**OBJECTIVE**
Please continue the forum thread about power supply surge errors below, starting after its last post.

**ARTICLE**
# Power Supply Surges detected during the previous power on



## Irish_PXzyan (Apr 26, 2012)

Well lads!

I've been suffering plenty of random restarts since I built this new system over a week ago!

I got this error on my last random restart:
Power Supply SUrges detected during the previous power on.
ASUS Anti-Surge was triggered to protect system from unstable power supply unit!

This error barely shows up after random restarts but this is the third time in a week it gave me this error!

Is it simply down to the PSU getting old?? Or is the motherboard faulty?
ANy suggestions would be lovely!


----------



## ShiBDiB (Apr 26, 2012)

It's telling you how to fix it... try a spare psu.. the end


Seriously how much easier does it get.


----------



## Irish_PXzyan (Apr 27, 2012)

Why thank you for your polite answer! much appreciated!

would this psu do the job?
http://komplett.ie/Komplett/product...thusiast_modular_tx750m_750_watt/details.aspx


----------



## OneMoar (Apr 27, 2012)

Irish_PXzyan said:


> Why thank you for your polite answer! much appreciated!
> 
> would this psu do the job?
> http://komplett.ie/Komplett/product...thusiast_modular_tx750m_750_watt/details.aspx



should be more then enough


----------



## brandonwh64 (Apr 27, 2012)

Irish_PXzyan said:


> Why thank you for your polite answer! much appreciated!
> 
> would this psu do the job?
> http://komplett.ie/Komplett/product...thusiast_modular_tx750m_750_watt/details.aspx



Perfect!


----------



## OneMoar (Apr 27, 2012)

this one would also work
http://komplett.ie/Komplett/product...h_current_gamer_hcg_620_620_watt/details.aspx


----------



## Irish_PXzyan (Apr 27, 2012)

Thank you lads!!!

How's about the one from antec?
http://komplett.ie/Komplett/product...h_current_gamer_hcg_750_750_watt/details.aspx

It's 5 euro more?! It's got this quad rail thing compared to corsairs single rail??
Any benefits to that?

Edit: thanks onemoar but I want to get a future proof PSU while I'm at it! cheers!


----------



## brandonwh64 (Apr 27, 2012)

Nope, Get the corsair.


----------



## Irish_PXzyan (Apr 27, 2012)

OneMoar said:


> should be more then enough



Why's that?? corsair simply that bit better??



brandonwh64 said:


> Nope, Get the corsair.


----------



## OneMoar (Apr 27, 2012)

I would check you're current psu with a quality mulimeter to see if its actually spiking or if its just a sensor glitch
just trying to save you a few bucks You don't need a monster psu with you're setup


----------



## brandonwh64 (Apr 27, 2012)

I have had better luck with corsair PSUs


----------



## Irish_PXzyan (Apr 27, 2012)

I don't have a meter or anything to check! I'm only going by the power surge error and the random crashes! like.. I can be idle on the desktop and it crashes! or playing a heavy game such as BF3! crashes are entirely random!


----------



## OneMoar (Apr 27, 2012)

Irish_PXzyan said:


> I don't have a meter or anything to check! I'm only going by the power surge error and the random crashes! like.. I can be idle on the desktop and it crashes! or playing a heavy game such as BF3! crashes are entirely random!



nm drunk didn't read the whole post ... carry on tehn


----------



## Irish_PXzyan (Apr 27, 2012)

Drink away OneMoar! what better way to be!

**EXTRACTED MATERIAL**
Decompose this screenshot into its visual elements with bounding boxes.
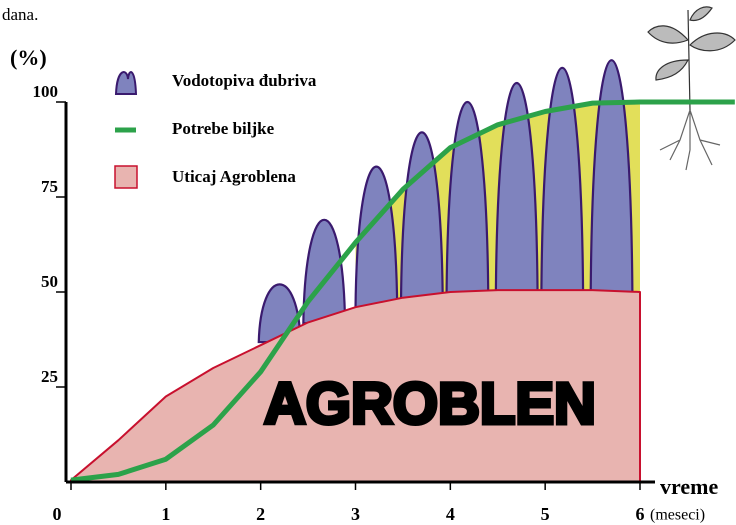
x-tick-label: 5 [541, 504, 550, 524]
legend-label: Vodotopiva đubriva [172, 71, 317, 90]
area [70, 289, 641, 483]
peak [540, 66, 585, 298]
x-tick-label: 2 [256, 504, 265, 524]
legend-label: Potrebe biljke [172, 119, 275, 138]
peak [399, 131, 444, 303]
note-text: dana. [2, 5, 38, 24]
peak [494, 82, 539, 298]
x-axis-unit: (meseci) [650, 507, 705, 524]
plant-illustration [647, 6, 736, 171]
y-tick-label: 50 [41, 272, 58, 291]
x-tick-label: 0 [53, 504, 62, 524]
legend: Vodotopiva đubriva Potrebe biljke Uticaj A… [114, 71, 317, 189]
y-axis-label: (%) [10, 45, 47, 70]
x-tick-label: 4 [446, 504, 455, 524]
x-tick-label: 3 [351, 504, 360, 524]
legend-symbol [114, 71, 138, 95]
peak [589, 59, 634, 298]
peak [445, 100, 490, 299]
line [70, 99, 735, 483]
plot-area: AGROBLEN [70, 59, 735, 483]
annotation: AGROBLEN [264, 371, 596, 436]
legend-label: Uticaj Agroblena [172, 167, 296, 186]
y-tick-label: 75 [41, 177, 58, 196]
legend-symbol [114, 165, 138, 189]
y-tick-label: 100 [33, 82, 59, 101]
peak [302, 218, 347, 325]
y-tick-label: 25 [41, 367, 58, 386]
x-axis-label: vreme [660, 474, 718, 499]
x-tick-label: 1 [161, 504, 170, 524]
x-tick-label: 6 [636, 504, 645, 524]
axes: 25 50 75 100 0 1 2 3 4 5 6 [33, 82, 655, 524]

**FINAL ANSWER**
----------



## slyfox2151 (Apr 27, 2012)

Single rail is always better.


go with corsair, awesome brand.



Done and Done.


----------



## qubit (Apr 27, 2012)

Get Corsair as they make excellent PSUs (as do a few others like Seasonic) and always go for single rail whenever possible, this is important. That way you never have to faff around trying to make sure that you don't overload any particular rail.


----------



## Irish_PXzyan (Apr 27, 2012)

Thanks lads!
Corsair ftw so!

I have one question.

If I replaced my GTX 560Ti with my old 8800GTS card. would that use a lot less power and prevent the system from crashing until I get the PSU replaced?

Would this be a good way of figuring out if the system is not getting enough power???


----------



## slyfox2151 (Apr 27, 2012)

not really as they will use similar amounts of power. 
you also said it shutdowns on idle. so its likely not related to power consumption.



a better option would be to disable any overclocking you have as that will drastically reduce power consumption. also enable C1E and Speedstep.


----------



## Irish_PXzyan (Apr 27, 2012)

I've down that already and it didn't fix anything!
CPU can be 10 or 87 watt usage and it will still crash no matter how much it's using!

Enabling C1E and speedstep didn't help either :/


----------



## 95Viper (Apr 27, 2012)

It maybe the PSU, however it may be the motherboard or connections.

Check all your power connectors, if, you are using a modular PSU then check those, too.
What bios are you on... I believe 3703 is the latest try flashing to the newest.
There, also, maybe an option in the bios to turn that monitor off, if you wish to.

You really need to test the PSU or, at least try some software to see what the min and max voltages are.  
HWInfo, Aida, HWMonitor, or equiv. may give you some insight to what is happening; they are not as good as a meter or tester, but it is something.



OneMoar said:


> I would check you're current psu with a quality multimeter to see if its actually spiking or if its just a sensor glitch
> just trying to save you a few bucks



Actually, good idea. Drunk or not.

EDIT: I would not advise testing the PSU while drunk!


----------



## newtekie1 (Apr 27, 2012)

slyfox2151 said:


> Single rail is always better.



You do know that modern Multi-Rail PSUs are just Single-Rail PSUs with Over Current protection, right?



qubit said:


> always go for single rail whenever possible, this is important. That way you never have to faff around trying to make sure that you don't overload any particular rail.



It isn't really important, the "rails" on a good PSU are divided in a way that if you manage to overload one you are hooking something up wrong.


----------



## slyfox2151 (Apr 27, 2012)

newtekie1 said:


> You do know that modern Multi-Rail PSUs are just Single-Rail PSUs with Over Current protection, right?



yes.



were true multi rail PSUs ever made for the masses?


----------



## newtekie1 (Apr 27, 2012)

slyfox2151 said:


> yes.
> 
> 
> 
> were true multi rail PSUs ever made for the masses?



Then why would you ever say a single rail is always better?

And yes.


----------



## Irish_PXzyan (Apr 27, 2012)

Thanks Viper!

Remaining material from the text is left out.